Written task —
Gather every line of the records below that contains the string "title" and copy each such line in full.

--- begin Data supplied ---

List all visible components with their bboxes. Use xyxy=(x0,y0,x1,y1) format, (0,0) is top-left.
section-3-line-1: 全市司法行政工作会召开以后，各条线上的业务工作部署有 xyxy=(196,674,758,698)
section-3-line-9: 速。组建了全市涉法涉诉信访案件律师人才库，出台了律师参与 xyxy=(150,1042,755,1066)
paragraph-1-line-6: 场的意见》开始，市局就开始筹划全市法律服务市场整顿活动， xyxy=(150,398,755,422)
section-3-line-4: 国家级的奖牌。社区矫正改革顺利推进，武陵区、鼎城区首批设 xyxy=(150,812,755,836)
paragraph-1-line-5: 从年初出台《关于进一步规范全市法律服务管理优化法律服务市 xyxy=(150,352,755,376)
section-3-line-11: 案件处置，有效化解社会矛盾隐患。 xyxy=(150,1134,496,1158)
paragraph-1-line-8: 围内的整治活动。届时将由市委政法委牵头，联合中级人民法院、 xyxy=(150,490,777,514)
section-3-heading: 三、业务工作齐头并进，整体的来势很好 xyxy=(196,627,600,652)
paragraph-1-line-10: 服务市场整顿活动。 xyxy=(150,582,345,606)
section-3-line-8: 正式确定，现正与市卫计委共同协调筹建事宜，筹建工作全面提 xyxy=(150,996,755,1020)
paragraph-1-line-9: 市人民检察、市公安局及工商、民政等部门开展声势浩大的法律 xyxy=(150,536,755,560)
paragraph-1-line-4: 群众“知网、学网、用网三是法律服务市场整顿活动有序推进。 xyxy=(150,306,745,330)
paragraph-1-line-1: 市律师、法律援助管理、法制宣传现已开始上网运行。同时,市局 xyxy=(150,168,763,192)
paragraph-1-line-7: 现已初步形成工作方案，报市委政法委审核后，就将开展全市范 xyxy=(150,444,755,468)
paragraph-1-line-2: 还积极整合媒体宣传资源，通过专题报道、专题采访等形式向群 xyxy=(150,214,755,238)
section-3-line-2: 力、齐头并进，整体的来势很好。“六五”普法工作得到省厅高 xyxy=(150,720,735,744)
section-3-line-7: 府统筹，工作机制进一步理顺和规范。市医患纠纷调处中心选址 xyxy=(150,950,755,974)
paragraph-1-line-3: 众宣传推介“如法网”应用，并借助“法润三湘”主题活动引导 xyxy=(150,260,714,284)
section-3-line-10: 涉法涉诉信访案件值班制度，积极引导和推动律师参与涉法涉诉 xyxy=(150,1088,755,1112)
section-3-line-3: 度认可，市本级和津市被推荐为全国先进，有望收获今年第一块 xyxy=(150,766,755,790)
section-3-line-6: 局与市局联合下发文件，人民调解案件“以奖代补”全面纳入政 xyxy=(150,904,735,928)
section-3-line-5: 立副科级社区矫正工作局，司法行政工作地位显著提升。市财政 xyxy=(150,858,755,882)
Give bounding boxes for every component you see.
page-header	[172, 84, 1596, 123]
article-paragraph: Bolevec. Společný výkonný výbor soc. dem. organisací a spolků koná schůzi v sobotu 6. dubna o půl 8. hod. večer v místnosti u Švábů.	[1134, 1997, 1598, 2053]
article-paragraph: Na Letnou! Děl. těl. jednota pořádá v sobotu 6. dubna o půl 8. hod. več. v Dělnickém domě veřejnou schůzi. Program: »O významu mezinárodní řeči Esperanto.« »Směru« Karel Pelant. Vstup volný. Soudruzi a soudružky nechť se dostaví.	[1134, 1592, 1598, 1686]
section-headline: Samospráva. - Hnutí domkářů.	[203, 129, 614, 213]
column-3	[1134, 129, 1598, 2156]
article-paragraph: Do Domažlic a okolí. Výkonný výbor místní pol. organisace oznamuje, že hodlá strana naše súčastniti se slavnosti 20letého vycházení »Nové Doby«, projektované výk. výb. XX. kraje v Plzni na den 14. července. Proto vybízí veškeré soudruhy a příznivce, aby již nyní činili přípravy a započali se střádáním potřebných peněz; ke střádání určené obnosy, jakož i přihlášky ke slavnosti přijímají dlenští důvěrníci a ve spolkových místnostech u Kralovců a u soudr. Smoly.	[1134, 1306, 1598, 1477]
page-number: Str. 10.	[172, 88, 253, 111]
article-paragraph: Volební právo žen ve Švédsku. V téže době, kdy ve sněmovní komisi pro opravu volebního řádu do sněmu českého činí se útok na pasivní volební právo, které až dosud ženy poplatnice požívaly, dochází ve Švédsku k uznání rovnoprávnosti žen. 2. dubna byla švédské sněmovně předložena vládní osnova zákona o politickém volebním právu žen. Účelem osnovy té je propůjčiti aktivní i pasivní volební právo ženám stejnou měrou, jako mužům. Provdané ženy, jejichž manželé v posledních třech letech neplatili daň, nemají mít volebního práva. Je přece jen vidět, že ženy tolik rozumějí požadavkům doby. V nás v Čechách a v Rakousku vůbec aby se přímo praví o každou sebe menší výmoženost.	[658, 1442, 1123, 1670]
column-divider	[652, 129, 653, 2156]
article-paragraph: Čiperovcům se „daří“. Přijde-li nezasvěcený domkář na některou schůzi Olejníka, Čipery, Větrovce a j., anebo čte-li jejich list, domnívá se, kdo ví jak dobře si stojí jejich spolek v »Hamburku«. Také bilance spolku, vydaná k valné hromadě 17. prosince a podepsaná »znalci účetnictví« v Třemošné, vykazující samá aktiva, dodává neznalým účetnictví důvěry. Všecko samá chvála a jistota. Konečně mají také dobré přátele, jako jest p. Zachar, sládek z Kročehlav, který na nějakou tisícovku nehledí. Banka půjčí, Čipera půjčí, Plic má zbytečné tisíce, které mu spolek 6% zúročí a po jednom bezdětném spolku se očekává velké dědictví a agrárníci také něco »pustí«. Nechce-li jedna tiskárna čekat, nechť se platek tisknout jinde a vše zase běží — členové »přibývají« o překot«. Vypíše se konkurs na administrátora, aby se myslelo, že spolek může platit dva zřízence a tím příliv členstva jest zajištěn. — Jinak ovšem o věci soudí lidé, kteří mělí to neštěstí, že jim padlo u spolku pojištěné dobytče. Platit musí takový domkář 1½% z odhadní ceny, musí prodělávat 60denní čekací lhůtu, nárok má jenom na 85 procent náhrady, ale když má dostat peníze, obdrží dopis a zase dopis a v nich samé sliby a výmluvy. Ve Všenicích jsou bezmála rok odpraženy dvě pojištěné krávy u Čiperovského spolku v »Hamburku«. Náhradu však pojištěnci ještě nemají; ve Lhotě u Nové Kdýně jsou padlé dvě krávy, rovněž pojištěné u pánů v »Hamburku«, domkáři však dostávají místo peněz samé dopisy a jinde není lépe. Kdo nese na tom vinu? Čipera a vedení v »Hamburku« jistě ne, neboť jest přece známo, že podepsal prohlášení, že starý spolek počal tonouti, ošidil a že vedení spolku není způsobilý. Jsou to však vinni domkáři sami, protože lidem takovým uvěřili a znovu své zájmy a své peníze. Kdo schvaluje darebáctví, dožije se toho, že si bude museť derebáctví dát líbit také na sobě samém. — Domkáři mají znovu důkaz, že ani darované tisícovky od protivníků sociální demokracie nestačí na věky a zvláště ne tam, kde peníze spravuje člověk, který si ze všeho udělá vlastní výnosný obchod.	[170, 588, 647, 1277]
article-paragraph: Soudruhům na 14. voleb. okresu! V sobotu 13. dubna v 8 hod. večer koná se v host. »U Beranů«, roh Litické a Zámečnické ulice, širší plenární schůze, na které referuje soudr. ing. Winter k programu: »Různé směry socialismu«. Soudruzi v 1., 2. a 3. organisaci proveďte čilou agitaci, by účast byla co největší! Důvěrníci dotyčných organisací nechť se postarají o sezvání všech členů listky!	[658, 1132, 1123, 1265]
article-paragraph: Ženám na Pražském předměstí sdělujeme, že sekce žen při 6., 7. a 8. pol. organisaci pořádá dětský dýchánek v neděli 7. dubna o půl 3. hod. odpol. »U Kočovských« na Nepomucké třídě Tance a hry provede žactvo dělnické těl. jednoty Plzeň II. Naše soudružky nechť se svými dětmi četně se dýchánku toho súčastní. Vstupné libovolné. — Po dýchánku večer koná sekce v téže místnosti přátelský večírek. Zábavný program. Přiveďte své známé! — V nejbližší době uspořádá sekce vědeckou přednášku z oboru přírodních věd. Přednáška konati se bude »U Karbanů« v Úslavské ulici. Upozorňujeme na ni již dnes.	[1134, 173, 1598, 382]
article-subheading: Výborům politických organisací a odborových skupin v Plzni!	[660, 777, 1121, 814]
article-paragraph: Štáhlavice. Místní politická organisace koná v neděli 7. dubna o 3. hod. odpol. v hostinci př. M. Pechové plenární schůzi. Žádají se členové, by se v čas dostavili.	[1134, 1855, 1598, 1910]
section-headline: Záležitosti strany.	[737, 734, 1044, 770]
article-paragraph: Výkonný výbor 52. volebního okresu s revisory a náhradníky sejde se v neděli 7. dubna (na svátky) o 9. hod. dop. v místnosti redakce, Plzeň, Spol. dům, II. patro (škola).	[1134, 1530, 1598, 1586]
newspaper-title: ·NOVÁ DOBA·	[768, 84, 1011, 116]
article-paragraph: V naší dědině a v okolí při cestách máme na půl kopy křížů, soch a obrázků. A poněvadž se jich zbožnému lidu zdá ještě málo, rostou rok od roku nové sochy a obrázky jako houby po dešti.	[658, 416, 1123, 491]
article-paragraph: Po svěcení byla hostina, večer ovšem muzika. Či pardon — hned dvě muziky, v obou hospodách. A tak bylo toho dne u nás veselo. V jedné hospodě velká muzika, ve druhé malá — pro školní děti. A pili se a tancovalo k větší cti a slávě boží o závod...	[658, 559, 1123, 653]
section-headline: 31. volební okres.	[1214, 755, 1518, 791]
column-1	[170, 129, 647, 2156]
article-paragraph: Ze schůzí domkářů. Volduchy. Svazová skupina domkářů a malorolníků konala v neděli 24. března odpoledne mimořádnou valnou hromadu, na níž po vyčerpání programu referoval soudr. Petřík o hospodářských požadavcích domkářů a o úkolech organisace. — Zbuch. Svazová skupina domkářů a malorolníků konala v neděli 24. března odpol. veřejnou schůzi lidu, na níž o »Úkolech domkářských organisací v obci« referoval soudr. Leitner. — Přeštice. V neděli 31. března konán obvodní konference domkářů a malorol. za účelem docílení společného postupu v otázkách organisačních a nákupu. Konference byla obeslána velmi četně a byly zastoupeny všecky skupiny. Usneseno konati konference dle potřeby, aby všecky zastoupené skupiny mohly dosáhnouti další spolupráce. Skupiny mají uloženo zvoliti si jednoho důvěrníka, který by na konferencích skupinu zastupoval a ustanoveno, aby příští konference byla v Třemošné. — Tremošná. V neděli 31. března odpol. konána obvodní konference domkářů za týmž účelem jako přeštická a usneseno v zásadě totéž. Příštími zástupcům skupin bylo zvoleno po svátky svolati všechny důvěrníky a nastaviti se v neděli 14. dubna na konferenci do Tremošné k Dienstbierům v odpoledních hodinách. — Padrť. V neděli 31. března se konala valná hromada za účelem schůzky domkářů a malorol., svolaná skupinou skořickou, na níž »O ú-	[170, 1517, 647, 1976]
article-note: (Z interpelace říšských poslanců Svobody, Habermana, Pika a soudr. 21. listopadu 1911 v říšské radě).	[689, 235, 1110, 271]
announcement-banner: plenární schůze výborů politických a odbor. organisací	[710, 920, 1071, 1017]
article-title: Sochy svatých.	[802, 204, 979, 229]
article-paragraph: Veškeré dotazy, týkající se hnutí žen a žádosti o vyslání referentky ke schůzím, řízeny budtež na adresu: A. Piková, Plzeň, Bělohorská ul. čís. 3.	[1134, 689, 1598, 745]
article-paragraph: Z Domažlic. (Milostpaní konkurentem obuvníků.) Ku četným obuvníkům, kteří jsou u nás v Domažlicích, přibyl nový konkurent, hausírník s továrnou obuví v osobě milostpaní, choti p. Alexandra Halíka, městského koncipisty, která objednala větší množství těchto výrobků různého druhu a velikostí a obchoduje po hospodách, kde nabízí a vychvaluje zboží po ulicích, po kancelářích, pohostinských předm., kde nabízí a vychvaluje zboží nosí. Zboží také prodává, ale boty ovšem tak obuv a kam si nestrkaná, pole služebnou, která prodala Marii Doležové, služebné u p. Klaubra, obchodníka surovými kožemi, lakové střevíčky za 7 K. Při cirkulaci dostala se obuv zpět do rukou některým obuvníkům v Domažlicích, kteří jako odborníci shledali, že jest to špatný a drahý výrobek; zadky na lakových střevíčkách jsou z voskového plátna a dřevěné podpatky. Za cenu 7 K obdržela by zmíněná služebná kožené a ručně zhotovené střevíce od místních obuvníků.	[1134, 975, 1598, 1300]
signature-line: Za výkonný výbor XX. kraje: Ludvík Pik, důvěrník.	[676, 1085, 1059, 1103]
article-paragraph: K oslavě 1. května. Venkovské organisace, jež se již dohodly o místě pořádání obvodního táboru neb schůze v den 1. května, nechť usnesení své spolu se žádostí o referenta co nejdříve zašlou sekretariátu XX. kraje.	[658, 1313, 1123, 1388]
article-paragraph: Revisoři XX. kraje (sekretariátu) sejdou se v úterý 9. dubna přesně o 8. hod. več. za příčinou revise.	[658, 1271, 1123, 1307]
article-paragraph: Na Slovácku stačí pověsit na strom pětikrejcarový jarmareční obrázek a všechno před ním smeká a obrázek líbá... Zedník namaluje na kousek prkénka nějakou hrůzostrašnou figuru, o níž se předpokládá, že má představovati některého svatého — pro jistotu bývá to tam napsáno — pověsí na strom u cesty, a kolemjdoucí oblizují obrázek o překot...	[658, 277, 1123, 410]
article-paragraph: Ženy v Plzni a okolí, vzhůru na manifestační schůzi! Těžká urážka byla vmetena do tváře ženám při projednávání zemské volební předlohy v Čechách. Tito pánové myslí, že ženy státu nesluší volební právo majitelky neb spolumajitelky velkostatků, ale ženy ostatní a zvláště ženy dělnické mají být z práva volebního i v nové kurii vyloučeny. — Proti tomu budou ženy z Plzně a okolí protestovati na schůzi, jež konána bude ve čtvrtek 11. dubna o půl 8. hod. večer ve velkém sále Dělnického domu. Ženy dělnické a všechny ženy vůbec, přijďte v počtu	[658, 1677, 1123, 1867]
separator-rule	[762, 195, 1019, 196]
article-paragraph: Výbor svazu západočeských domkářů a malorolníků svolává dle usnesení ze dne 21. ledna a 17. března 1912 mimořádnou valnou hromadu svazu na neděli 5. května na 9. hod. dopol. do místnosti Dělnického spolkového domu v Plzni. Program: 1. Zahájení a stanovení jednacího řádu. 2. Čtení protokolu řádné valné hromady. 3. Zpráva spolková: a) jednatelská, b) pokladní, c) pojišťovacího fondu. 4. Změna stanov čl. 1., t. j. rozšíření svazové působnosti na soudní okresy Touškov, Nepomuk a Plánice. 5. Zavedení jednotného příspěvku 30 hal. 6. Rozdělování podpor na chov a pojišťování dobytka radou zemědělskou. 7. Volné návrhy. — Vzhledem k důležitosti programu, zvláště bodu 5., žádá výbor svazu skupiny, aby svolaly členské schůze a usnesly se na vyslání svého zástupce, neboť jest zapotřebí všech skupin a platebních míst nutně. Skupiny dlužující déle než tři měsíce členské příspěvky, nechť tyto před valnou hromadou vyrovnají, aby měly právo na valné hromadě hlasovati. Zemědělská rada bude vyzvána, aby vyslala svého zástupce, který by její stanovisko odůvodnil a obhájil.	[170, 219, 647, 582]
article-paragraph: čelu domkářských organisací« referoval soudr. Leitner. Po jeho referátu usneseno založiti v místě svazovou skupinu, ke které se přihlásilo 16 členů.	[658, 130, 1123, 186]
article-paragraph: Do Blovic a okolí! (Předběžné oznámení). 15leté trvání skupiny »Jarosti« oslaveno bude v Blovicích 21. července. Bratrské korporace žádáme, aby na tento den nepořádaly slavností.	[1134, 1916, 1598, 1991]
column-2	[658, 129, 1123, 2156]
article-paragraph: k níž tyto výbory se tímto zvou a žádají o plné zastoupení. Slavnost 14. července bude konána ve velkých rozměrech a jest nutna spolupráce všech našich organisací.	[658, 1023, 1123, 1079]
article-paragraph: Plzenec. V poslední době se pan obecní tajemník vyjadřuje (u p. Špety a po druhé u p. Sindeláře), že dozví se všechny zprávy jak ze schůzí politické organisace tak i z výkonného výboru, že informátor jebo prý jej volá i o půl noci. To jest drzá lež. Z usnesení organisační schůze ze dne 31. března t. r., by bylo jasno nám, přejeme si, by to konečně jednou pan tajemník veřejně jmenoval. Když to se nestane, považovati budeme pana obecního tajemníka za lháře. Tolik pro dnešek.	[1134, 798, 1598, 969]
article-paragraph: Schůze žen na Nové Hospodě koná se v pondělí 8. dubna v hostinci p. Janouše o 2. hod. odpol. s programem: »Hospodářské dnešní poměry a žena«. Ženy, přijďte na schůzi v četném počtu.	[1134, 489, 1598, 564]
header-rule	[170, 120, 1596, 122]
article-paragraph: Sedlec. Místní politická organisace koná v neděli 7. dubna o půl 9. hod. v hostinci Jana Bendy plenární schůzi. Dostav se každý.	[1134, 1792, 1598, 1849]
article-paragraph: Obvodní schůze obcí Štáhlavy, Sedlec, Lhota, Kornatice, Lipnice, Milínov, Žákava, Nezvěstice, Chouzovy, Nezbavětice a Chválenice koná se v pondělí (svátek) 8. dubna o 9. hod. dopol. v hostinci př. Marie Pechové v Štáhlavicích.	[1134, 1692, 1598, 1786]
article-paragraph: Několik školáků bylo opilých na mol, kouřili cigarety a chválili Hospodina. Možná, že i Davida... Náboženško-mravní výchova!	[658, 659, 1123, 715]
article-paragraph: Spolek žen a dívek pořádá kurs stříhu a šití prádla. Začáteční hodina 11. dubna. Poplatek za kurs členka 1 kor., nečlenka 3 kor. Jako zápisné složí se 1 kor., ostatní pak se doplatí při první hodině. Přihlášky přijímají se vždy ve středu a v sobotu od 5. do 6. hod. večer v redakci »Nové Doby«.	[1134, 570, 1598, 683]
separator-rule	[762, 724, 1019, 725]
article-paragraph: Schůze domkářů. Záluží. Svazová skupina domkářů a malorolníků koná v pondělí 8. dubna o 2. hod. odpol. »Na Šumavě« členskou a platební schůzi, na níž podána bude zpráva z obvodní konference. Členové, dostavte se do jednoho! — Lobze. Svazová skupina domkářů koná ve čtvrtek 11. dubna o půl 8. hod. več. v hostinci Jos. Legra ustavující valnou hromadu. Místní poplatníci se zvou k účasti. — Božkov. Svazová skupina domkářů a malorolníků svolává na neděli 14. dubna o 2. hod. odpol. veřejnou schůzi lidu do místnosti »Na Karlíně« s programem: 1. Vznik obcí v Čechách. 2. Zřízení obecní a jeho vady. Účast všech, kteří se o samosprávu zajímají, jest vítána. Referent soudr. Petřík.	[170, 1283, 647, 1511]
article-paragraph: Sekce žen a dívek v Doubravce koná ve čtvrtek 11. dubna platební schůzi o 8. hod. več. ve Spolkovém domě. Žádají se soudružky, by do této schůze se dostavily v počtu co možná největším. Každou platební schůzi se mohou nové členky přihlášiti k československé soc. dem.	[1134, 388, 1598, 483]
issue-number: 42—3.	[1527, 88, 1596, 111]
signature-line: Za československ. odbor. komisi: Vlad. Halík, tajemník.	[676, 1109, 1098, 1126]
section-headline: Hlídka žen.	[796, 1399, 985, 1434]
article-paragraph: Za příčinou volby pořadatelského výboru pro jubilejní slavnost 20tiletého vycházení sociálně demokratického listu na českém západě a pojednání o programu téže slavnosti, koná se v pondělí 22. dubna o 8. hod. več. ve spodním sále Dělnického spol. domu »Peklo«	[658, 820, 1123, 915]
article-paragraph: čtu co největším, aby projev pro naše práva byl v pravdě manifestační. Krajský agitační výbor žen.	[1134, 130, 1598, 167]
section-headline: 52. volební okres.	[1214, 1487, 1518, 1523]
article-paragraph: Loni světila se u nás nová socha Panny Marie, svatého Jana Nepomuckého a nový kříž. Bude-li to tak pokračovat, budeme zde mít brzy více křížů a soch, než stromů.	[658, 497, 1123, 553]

--- end Data supplied ---

Solution to the problem —
newspaper-title: ·NOVÁ DOBA·	[768, 84, 1011, 116]
article-title: Sochy svatých.	[802, 204, 979, 229]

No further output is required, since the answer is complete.